─── Records for this task

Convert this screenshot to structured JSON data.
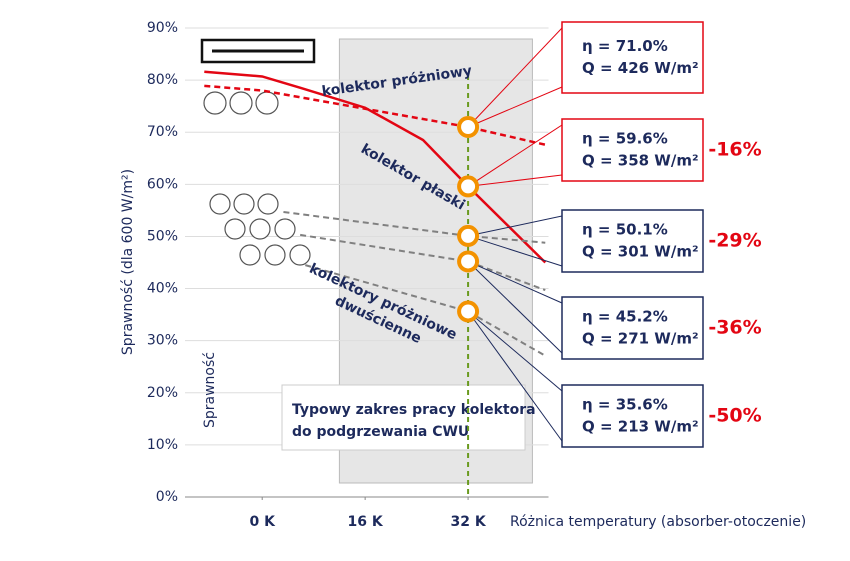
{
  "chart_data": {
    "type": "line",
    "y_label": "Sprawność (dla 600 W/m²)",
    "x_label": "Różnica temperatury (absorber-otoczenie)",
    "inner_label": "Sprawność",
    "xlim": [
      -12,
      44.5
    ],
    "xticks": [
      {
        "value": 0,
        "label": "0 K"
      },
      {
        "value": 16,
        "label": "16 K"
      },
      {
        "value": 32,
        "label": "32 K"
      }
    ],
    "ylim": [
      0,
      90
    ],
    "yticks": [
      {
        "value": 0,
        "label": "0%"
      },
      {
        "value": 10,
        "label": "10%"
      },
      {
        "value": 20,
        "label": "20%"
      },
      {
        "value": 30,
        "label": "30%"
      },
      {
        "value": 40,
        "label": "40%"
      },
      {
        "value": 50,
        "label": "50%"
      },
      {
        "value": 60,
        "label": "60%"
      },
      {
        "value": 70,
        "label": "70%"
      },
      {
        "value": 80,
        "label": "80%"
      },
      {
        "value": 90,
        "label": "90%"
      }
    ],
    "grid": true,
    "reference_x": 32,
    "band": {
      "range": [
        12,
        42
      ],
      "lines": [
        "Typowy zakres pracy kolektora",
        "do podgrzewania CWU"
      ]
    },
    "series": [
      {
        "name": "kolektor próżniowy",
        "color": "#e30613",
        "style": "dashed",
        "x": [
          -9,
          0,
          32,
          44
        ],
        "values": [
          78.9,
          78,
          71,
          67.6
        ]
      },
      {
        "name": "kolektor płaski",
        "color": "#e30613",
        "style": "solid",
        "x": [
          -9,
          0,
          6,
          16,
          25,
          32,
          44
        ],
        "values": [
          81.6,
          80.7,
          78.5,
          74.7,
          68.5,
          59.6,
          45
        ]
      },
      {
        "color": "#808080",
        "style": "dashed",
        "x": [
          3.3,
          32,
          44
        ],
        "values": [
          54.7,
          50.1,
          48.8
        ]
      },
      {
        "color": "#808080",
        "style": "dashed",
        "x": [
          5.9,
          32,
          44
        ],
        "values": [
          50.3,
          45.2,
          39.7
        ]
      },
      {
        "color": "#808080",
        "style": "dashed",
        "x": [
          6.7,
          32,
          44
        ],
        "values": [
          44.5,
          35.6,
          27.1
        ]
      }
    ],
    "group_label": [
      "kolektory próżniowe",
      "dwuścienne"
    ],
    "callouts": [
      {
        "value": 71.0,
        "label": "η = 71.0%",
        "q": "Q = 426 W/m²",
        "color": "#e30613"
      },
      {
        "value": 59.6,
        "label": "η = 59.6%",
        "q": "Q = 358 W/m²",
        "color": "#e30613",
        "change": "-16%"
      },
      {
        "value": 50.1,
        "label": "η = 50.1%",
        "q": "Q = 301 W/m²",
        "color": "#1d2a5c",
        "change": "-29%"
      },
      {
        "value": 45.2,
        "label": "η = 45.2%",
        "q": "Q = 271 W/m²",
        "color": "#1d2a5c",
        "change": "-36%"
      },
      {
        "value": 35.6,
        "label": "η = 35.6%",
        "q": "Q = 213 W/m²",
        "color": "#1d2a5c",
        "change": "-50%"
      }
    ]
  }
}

──────

Check each line of the material above for "change" and say how many lines contain it, giving the number alone.

-- Solution --
4